**Supplied material**

-- Begin --

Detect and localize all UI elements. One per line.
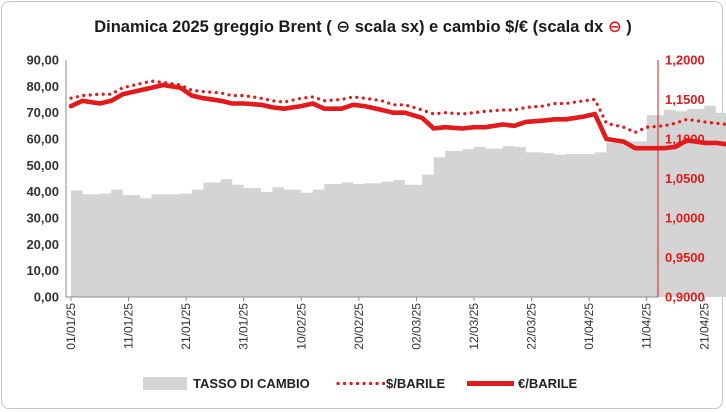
series-line-eur-barrel: [68, 82, 726, 151]
title-middle: scala sx) e cambio $/€ (scala dx: [355, 18, 608, 36]
y-tick-label-left: 70,00: [26, 105, 59, 120]
y-tick-label-left: 40,00: [26, 184, 59, 199]
x-tick-label: 22/03/25: [525, 303, 539, 350]
x-tick-label: 11/04/25: [640, 303, 654, 349]
x-tick-label: 20/02/25: [352, 303, 366, 350]
right-arrow-icon: ⊖: [608, 18, 622, 36]
title-suffix: ): [626, 18, 632, 36]
y-tick-label-right: 1,1000: [665, 132, 705, 147]
y-tick-label-right: 0,9500: [665, 250, 705, 265]
left-arrow-icon: ⊖: [336, 18, 350, 36]
legend-swatch-exchange-rate: [143, 377, 187, 390]
y-tick-label-right: 0,9000: [665, 290, 705, 305]
y-tick-label-left: 30,00: [26, 211, 59, 226]
x-axis-labels: 01/01/25 11/01/25 21/01/25 31/01/25 10/02/25…: [64, 303, 711, 350]
legend-label-usd-barrel: $/BARILE: [386, 376, 446, 391]
y-tick-label-right: 1,0500: [665, 171, 705, 186]
y-tick-label-left: 20,00: [26, 237, 59, 252]
y-tick-label-left: 60,00: [26, 132, 59, 147]
y-tick-label-right: 1,0000: [665, 211, 705, 226]
title-prefix: Dinamica 2025 greggio Brent (: [94, 18, 332, 36]
x-tick-label: 21/01/25: [179, 303, 193, 350]
y-tick-label-left: 50,00: [26, 158, 59, 173]
y-tick-label-left: 80,00: [26, 79, 59, 94]
legend: TASSO DI CAMBIO $/BARILE €/BARILE: [143, 376, 578, 391]
legend-label-exchange-rate: TASSO DI CAMBIO: [193, 376, 310, 391]
x-tick-label: 02/03/25: [409, 303, 423, 350]
legend-label-eur-barrel: €/BARILE: [518, 376, 578, 391]
y-axis-right-labels: 0,9000 0,9500 1,0000 1,0500 1,1000 1,1500 1,20…: [665, 53, 705, 305]
axes: [65, 60, 705, 301]
series-line-usd-barrel: [69, 79, 726, 134]
series-area-exchange-rate: [71, 105, 726, 297]
y-tick-label-right: 1,2000: [665, 53, 705, 68]
y-axis-left-labels: 0,00 10,00 20,00 30,00 40,00 50,00 60,00 70,00 8…: [26, 53, 59, 305]
x-tick-label: 31/01/25: [237, 303, 251, 350]
x-tick-label: 10/02/25: [294, 303, 308, 350]
x-tick-label: 01/04/25: [582, 303, 596, 350]
exchange-rate-area: [71, 105, 726, 297]
x-tick-label: 11/01/25: [122, 303, 136, 349]
x-tick-label: 12/03/25: [467, 303, 481, 350]
price-lines: [68, 79, 726, 151]
y-tick-label-right: 1,1500: [665, 92, 705, 107]
chart-title: Dinamica 2025 greggio Brent ( ⊖ scala sx…: [94, 18, 632, 36]
x-tick-label: 21/04/25: [697, 303, 711, 350]
y-tick-label-left: 90,00: [26, 53, 59, 68]
y-tick-label-left: 0,00: [34, 290, 59, 305]
y-tick-label-left: 10,00: [26, 263, 59, 278]
x-tick-label: 01/01/25: [64, 303, 78, 350]
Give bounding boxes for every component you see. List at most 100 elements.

-- End --

**Problem statement**
Return every line of the material above that contains the string "labels". Case counts.

**Answer to this task**
x-axis-labels: 01/01/25 11/01/25 21/01/25 31/01/25 10/02/25…: [64, 303, 711, 350]
y-axis-right-labels: 0,9000 0,9500 1,0000 1,0500 1,1000 1,1500 1,20…: [665, 53, 705, 305]
y-axis-left-labels: 0,00 10,00 20,00 30,00 40,00 50,00 60,00 70,00 8…: [26, 53, 59, 305]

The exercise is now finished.